━━━━━ EXTRACTED ENTRIES ━━━━━

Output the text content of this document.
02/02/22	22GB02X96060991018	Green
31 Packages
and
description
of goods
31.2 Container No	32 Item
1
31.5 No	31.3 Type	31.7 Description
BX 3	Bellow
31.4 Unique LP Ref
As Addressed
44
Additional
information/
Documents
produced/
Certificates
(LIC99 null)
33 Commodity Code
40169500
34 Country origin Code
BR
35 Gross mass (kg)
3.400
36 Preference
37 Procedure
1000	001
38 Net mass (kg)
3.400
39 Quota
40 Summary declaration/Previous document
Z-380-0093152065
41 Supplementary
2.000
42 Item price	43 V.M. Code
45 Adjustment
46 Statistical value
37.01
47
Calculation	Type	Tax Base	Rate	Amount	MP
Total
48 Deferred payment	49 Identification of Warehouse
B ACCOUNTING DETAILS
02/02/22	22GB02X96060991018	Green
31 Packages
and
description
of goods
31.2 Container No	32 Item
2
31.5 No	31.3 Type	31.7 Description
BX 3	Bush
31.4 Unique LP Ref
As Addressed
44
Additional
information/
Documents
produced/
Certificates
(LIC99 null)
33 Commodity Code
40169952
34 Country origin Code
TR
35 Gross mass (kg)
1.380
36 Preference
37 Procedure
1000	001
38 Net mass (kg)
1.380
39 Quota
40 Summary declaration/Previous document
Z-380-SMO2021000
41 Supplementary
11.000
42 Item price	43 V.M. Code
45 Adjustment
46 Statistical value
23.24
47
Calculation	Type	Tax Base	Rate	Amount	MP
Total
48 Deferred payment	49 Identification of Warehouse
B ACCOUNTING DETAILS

━━━━━

SET PROBLEM:
Restate the whole of the material exactly.

RESPONSE BELOW:
Output the text content of this document.
02/02/22	22GB02X96060991018	Green
31 Packages
and
description
of goods
31.2 Container No	32 Item
1
31.5 No	31.3 Type	31.7 Description
BX 3	Bellow
31.4 Unique LP Ref
As Addressed
44
Additional
information/
Documents
produced/
Certificates
(LIC99 null)
33 Commodity Code
40169500
34 Country origin Code
BR
35 Gross mass (kg)
3.400
36 Preference
37 Procedure
1000	001
38 Net mass (kg)
3.400
39 Quota
40 Summary declaration/Previous document
Z-380-0093152065
41 Supplementary
2.000
42 Item price	43 V.M. Code
45 Adjustment
46 Statistical value
37.01
47
Calculation	Type	Tax Base	Rate	Amount	MP
Total
48 Deferred payment	49 Identification of Warehouse
B ACCOUNTING DETAILS
02/02/22	22GB02X96060991018	Green
31 Packages
and
description
of goods
31.2 Container No	32 Item
2
31.5 No	31.3 Type	31.7 Description
BX 3	Bush
31.4 Unique LP Ref
As Addressed
44
Additional
information/
Documents
produced/
Certificates
(LIC99 null)
33 Commodity Code
40169952
34 Country origin Code
TR
35 Gross mass (kg)
1.380
36 Preference
37 Procedure
1000	001
38 Net mass (kg)
1.380
39 Quota
40 Summary declaration/Previous document
Z-380-SMO2021000
41 Supplementary
11.000
42 Item price	43 V.M. Code
45 Adjustment
46 Statistical value
23.24
47
Calculation	Type	Tax Base	Rate	Amount	MP
Total
48 Deferred payment	49 Identification of Warehouse
B ACCOUNTING DETAILS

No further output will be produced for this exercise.